— Dataset entries on figures —
————

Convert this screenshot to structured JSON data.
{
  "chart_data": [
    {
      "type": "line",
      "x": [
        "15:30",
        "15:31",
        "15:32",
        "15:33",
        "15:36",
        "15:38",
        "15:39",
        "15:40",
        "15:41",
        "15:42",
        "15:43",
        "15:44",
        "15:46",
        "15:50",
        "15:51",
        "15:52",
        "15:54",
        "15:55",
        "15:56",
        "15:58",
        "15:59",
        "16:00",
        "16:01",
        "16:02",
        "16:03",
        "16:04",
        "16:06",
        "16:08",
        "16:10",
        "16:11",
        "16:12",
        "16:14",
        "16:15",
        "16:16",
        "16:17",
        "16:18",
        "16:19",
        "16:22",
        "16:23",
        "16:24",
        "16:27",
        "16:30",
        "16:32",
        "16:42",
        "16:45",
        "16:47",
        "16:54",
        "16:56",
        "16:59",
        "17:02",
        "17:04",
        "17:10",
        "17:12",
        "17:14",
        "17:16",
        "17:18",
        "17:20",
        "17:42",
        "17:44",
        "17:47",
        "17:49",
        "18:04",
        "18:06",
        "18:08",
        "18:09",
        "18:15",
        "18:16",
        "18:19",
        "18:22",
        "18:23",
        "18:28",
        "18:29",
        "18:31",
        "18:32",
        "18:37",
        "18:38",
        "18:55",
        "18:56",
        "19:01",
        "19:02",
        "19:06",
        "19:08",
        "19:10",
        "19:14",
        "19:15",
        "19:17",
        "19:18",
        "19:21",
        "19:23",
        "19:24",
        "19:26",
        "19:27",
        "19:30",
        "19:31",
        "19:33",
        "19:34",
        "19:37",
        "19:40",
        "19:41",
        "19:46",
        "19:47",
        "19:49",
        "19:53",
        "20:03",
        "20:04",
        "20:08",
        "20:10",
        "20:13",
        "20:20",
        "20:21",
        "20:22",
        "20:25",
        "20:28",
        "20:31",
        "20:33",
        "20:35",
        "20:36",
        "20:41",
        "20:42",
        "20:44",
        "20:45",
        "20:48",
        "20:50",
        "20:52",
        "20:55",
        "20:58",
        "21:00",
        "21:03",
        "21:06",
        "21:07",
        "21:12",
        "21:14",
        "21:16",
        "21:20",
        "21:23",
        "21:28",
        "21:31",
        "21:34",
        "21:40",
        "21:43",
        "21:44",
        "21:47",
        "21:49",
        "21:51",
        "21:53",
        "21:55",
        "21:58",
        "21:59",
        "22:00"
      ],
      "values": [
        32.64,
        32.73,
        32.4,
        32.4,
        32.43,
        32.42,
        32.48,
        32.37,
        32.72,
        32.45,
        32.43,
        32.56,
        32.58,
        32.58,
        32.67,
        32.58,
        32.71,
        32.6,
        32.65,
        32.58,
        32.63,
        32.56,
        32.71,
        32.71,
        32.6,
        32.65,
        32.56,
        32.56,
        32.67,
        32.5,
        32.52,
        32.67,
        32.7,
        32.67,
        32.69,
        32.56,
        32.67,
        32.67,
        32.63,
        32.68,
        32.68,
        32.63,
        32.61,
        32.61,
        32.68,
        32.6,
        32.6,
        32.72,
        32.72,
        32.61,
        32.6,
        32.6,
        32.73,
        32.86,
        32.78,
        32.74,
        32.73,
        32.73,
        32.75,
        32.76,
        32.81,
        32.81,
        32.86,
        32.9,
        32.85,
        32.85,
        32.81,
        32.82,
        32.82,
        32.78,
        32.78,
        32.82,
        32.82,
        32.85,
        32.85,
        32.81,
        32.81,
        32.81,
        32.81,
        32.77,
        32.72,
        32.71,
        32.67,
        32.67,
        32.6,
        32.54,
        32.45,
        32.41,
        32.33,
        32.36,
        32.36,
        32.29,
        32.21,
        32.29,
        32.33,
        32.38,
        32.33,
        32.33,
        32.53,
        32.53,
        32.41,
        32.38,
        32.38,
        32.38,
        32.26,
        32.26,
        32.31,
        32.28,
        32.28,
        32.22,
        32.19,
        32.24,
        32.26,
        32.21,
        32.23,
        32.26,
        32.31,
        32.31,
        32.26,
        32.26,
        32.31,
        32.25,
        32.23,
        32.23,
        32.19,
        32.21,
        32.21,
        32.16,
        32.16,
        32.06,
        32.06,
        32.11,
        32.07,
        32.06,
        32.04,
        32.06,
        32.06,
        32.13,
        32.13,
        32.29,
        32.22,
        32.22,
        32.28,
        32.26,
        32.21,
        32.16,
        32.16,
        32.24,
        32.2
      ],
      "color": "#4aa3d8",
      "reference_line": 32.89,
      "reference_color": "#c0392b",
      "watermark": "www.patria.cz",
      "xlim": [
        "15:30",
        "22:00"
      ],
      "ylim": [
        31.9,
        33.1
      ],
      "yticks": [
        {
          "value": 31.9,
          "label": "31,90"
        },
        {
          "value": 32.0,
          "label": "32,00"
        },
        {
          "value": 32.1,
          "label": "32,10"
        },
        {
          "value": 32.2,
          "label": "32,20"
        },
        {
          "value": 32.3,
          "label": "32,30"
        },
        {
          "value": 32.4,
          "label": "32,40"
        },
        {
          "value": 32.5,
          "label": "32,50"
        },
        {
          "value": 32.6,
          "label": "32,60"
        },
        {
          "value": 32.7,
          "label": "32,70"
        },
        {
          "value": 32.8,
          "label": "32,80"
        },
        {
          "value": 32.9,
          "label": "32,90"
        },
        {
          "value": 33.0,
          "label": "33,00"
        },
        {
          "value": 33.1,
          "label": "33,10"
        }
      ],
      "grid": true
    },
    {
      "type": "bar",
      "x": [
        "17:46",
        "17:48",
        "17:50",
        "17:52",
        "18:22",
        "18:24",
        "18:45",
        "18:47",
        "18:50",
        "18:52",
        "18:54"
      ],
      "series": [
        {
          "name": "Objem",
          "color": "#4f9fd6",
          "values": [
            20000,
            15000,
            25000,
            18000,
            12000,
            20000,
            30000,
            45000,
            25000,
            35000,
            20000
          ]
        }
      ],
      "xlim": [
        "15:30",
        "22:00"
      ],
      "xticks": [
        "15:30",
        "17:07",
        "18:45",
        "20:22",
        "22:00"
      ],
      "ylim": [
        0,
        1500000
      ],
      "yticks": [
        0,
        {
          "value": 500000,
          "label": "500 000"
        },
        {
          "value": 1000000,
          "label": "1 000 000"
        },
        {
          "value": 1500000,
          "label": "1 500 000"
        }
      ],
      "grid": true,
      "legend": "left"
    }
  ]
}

————

Copy the material above back out, exactly as written.

Convert this screenshot to structured JSON data.
{
  "chart_data": [
    {
      "type": "line",
      "x": [
        "15:30",
        "15:31",
        "15:32",
        "15:33",
        "15:36",
        "15:38",
        "15:39",
        "15:40",
        "15:41",
        "15:42",
        "15:43",
        "15:44",
        "15:46",
        "15:50",
        "15:51",
        "15:52",
        "15:54",
        "15:55",
        "15:56",
        "15:58",
        "15:59",
        "16:00",
        "16:01",
        "16:02",
        "16:03",
        "16:04",
        "16:06",
        "16:08",
        "16:10",
        "16:11",
        "16:12",
        "16:14",
        "16:15",
        "16:16",
        "16:17",
        "16:18",
        "16:19",
        "16:22",
        "16:23",
        "16:24",
        "16:27",
        "16:30",
        "16:32",
        "16:42",
        "16:45",
        "16:47",
        "16:54",
        "16:56",
        "16:59",
        "17:02",
        "17:04",
        "17:10",
        "17:12",
        "17:14",
        "17:16",
        "17:18",
        "17:20",
        "17:42",
        "17:44",
        "17:47",
        "17:49",
        "18:04",
        "18:06",
        "18:08",
        "18:09",
        "18:15",
        "18:16",
        "18:19",
        "18:22",
        "18:23",
        "18:28",
        "18:29",
        "18:31",
        "18:32",
        "18:37",
        "18:38",
        "18:55",
        "18:56",
        "19:01",
        "19:02",
        "19:06",
        "19:08",
        "19:10",
        "19:14",
        "19:15",
        "19:17",
        "19:18",
        "19:21",
        "19:23",
        "19:24",
        "19:26",
        "19:27",
        "19:30",
        "19:31",
        "19:33",
        "19:34",
        "19:37",
        "19:40",
        "19:41",
        "19:46",
        "19:47",
        "19:49",
        "19:53",
        "20:03",
        "20:04",
        "20:08",
        "20:10",
        "20:13",
        "20:20",
        "20:21",
        "20:22",
        "20:25",
        "20:28",
        "20:31",
        "20:33",
        "20:35",
        "20:36",
        "20:41",
        "20:42",
        "20:44",
        "20:45",
        "20:48",
        "20:50",
        "20:52",
        "20:55",
        "20:58",
        "21:00",
        "21:03",
        "21:06",
        "21:07",
        "21:12",
        "21:14",
        "21:16",
        "21:20",
        "21:23",
        "21:28",
        "21:31",
        "21:34",
        "21:40",
        "21:43",
        "21:44",
        "21:47",
        "21:49",
        "21:51",
        "21:53",
        "21:55",
        "21:58",
        "21:59",
        "22:00"
      ],
      "values": [
        32.64,
        32.73,
        32.4,
        32.4,
        32.43,
        32.42,
        32.48,
        32.37,
        32.72,
        32.45,
        32.43,
        32.56,
        32.58,
        32.58,
        32.67,
        32.58,
        32.71,
        32.6,
        32.65,
        32.58,
        32.63,
        32.56,
        32.71,
        32.71,
        32.6,
        32.65,
        32.56,
        32.56,
        32.67,
        32.5,
        32.52,
        32.67,
        32.7,
        32.67,
        32.69,
        32.56,
        32.67,
        32.67,
        32.63,
        32.68,
        32.68,
        32.63,
        32.61,
        32.61,
        32.68,
        32.6,
        32.6,
        32.72,
        32.72,
        32.61,
        32.6,
        32.6,
        32.73,
        32.86,
        32.78,
        32.74,
        32.73,
        32.73,
        32.75,
        32.76,
        32.81,
        32.81,
        32.86,
        32.9,
        32.85,
        32.85,
        32.81,
        32.82,
        32.82,
        32.78,
        32.78,
        32.82,
        32.82,
        32.85,
        32.85,
        32.81,
        32.81,
        32.81,
        32.81,
        32.77,
        32.72,
        32.71,
        32.67,
        32.67,
        32.6,
        32.54,
        32.45,
        32.41,
        32.33,
        32.36,
        32.36,
        32.29,
        32.21,
        32.29,
        32.33,
        32.38,
        32.33,
        32.33,
        32.53,
        32.53,
        32.41,
        32.38,
        32.38,
        32.38,
        32.26,
        32.26,
        32.31,
        32.28,
        32.28,
        32.22,
        32.19,
        32.24,
        32.26,
        32.21,
        32.23,
        32.26,
        32.31,
        32.31,
        32.26,
        32.26,
        32.31,
        32.25,
        32.23,
        32.23,
        32.19,
        32.21,
        32.21,
        32.16,
        32.16,
        32.06,
        32.06,
        32.11,
        32.07,
        32.06,
        32.04,
        32.06,
        32.06,
        32.13,
        32.13,
        32.29,
        32.22,
        32.22,
        32.28,
        32.26,
        32.21,
        32.16,
        32.16,
        32.24,
        32.2
      ],
      "color": "#4aa3d8",
      "reference_line": 32.89,
      "reference_color": "#c0392b",
      "watermark": "www.patria.cz",
      "xlim": [
        "15:30",
        "22:00"
      ],
      "ylim": [
        31.9,
        33.1
      ],
      "yticks": [
        {
          "value": 31.9,
          "label": "31,90"
        },
        {
          "value": 32.0,
          "label": "32,00"
        },
        {
          "value": 32.1,
          "label": "32,10"
        },
        {
          "value": 32.2,
          "label": "32,20"
        },
        {
          "value": 32.3,
          "label": "32,30"
        },
        {
          "value": 32.4,
          "label": "32,40"
        },
        {
          "value": 32.5,
          "label": "32,50"
        },
        {
          "value": 32.6,
          "label": "32,60"
        },
        {
          "value": 32.7,
          "label": "32,70"
        },
        {
          "value": 32.8,
          "label": "32,80"
        },
        {
          "value": 32.9,
          "label": "32,90"
        },
        {
          "value": 33.0,
          "label": "33,00"
        },
        {
          "value": 33.1,
          "label": "33,10"
        }
      ],
      "grid": true
    },
    {
      "type": "bar",
      "x": [
        "17:46",
        "17:48",
        "17:50",
        "17:52",
        "18:22",
        "18:24",
        "18:45",
        "18:47",
        "18:50",
        "18:52",
        "18:54"
      ],
      "series": [
        {
          "name": "Objem",
          "color": "#4f9fd6",
          "values": [
            20000,
            15000,
            25000,
            18000,
            12000,
            20000,
            30000,
            45000,
            25000,
            35000,
            20000
          ]
        }
      ],
      "xlim": [
        "15:30",
        "22:00"
      ],
      "xticks": [
        "15:30",
        "17:07",
        "18:45",
        "20:22",
        "22:00"
      ],
      "ylim": [
        0,
        1500000
      ],
      "yticks": [
        0,
        {
          "value": 500000,
          "label": "500 000"
        },
        {
          "value": 1000000,
          "label": "1 000 000"
        },
        {
          "value": 1500000,
          "label": "1 500 000"
        }
      ],
      "grid": true,
      "legend": "left"
    }
  ]
}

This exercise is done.